GIVEN RECORDS:
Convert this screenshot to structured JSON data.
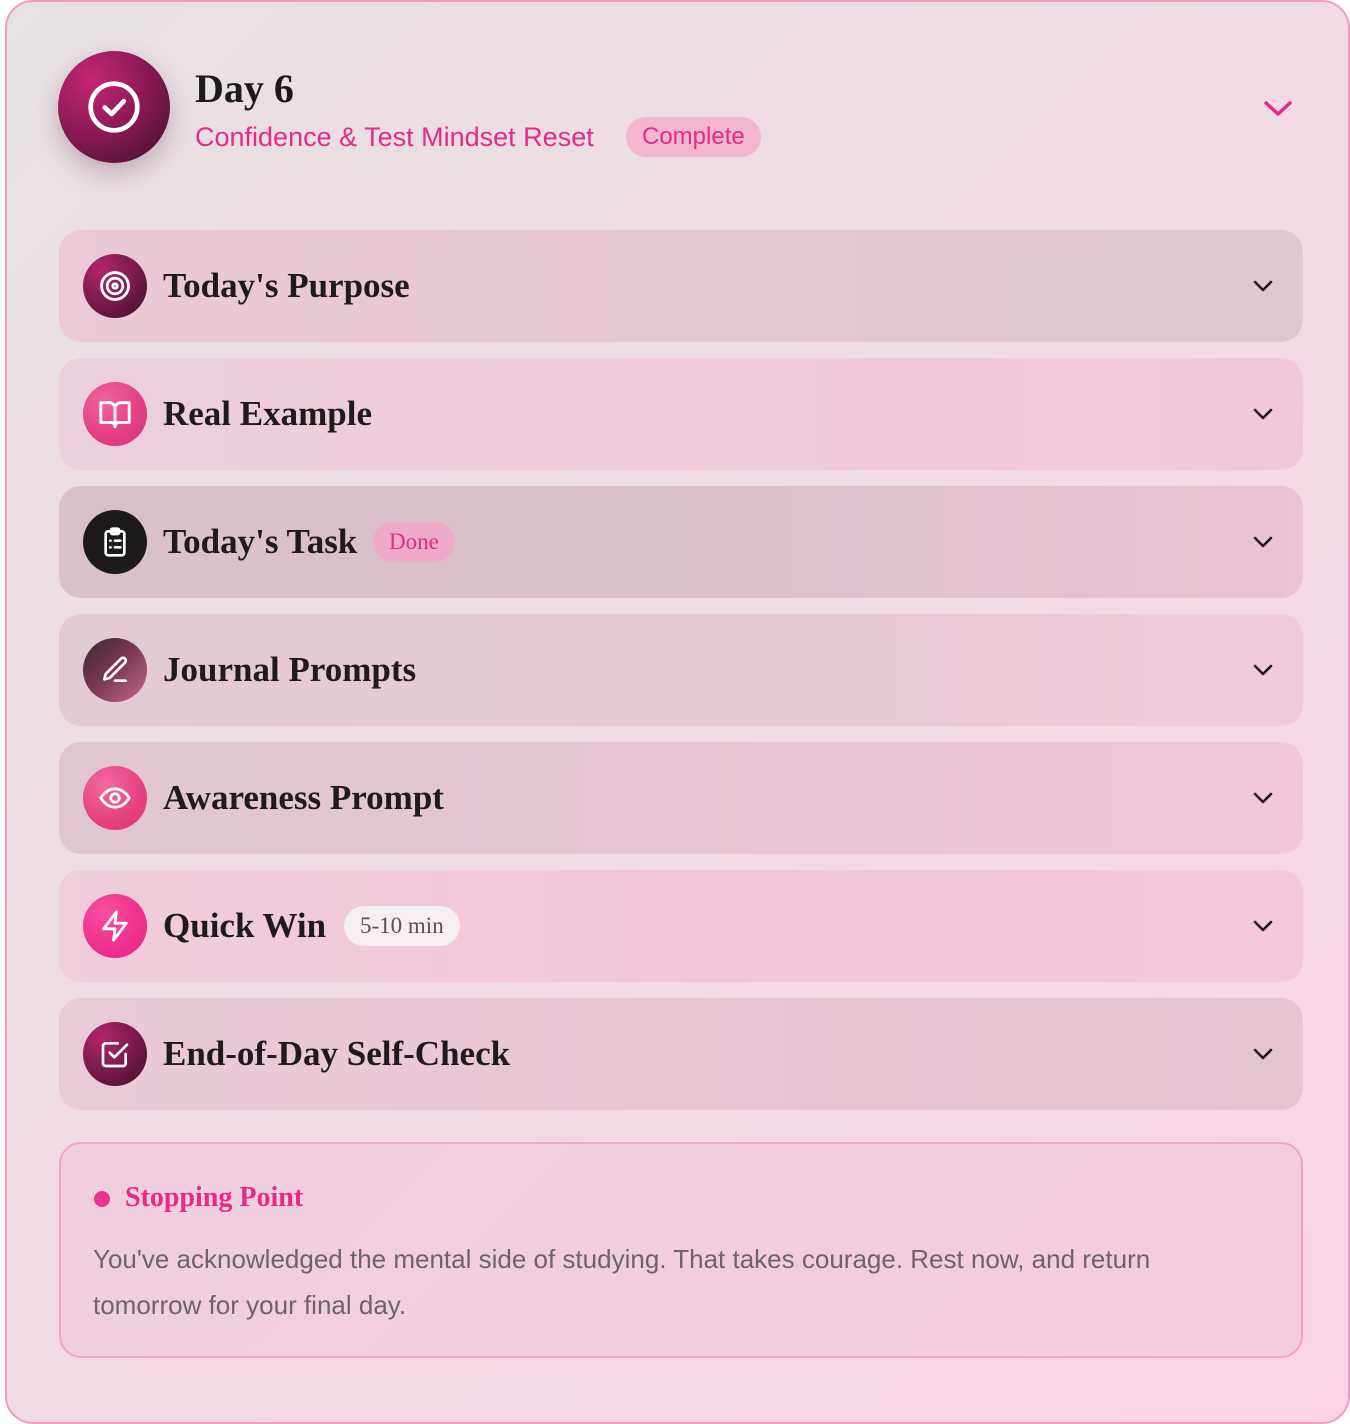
{
  "header": {
    "title": "Day 6",
    "subtitle": "Confidence & Test Mindset Reset",
    "status": "Complete",
    "icon": "check-circle-icon"
  },
  "sections": [
    {
      "label": "Today's Purpose",
      "icon": "target-icon"
    },
    {
      "label": "Real Example",
      "icon": "book-open-icon"
    },
    {
      "label": "Today's Task",
      "icon": "clipboard-list-icon",
      "badge": "Done"
    },
    {
      "label": "Journal Prompts",
      "icon": "pencil-icon"
    },
    {
      "label": "Awareness Prompt",
      "icon": "eye-icon"
    },
    {
      "label": "Quick Win",
      "icon": "lightning-icon",
      "badge": "5-10 min"
    },
    {
      "label": "End-of-Day Self-Check",
      "icon": "checkbox-icon"
    }
  ],
  "stopping_point": {
    "title": "Stopping Point",
    "text": "You've acknowledged the mental side of studying. That takes courage. Rest now, and return tomorrow for your final day."
  },
  "colors": {
    "accent": "#e62a8a",
    "card_border": "#f19ac2",
    "text_dark": "#1d1a1b"
  }
}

SET EXERCISE:
Go through the entries above and print each one exactly, minus the pictures.

RESULT:
Convert this screenshot to structured JSON data.
{
  "header": {
    "title": "Day 6",
    "subtitle": "Confidence & Test Mindset Reset",
    "status": "Complete",
    "icon": "check-circle-icon"
  },
  "sections": [
    {
      "label": "Today's Purpose",
      "icon": "target-icon"
    },
    {
      "label": "Real Example",
      "icon": "book-open-icon"
    },
    {
      "label": "Today's Task",
      "icon": "clipboard-list-icon",
      "badge": "Done"
    },
    {
      "label": "Journal Prompts",
      "icon": "pencil-icon"
    },
    {
      "label": "Awareness Prompt",
      "icon": "eye-icon"
    },
    {
      "label": "Quick Win",
      "icon": "lightning-icon",
      "badge": "5-10 min"
    },
    {
      "label": "End-of-Day Self-Check",
      "icon": "checkbox-icon"
    }
  ],
  "stopping_point": {
    "title": "Stopping Point",
    "text": "You've acknowledged the mental side of studying. That takes courage. Rest now, and return tomorrow for your final day."
  },
  "colors": {
    "accent": "#e62a8a",
    "card_border": "#f19ac2",
    "text_dark": "#1d1a1b"
  }
}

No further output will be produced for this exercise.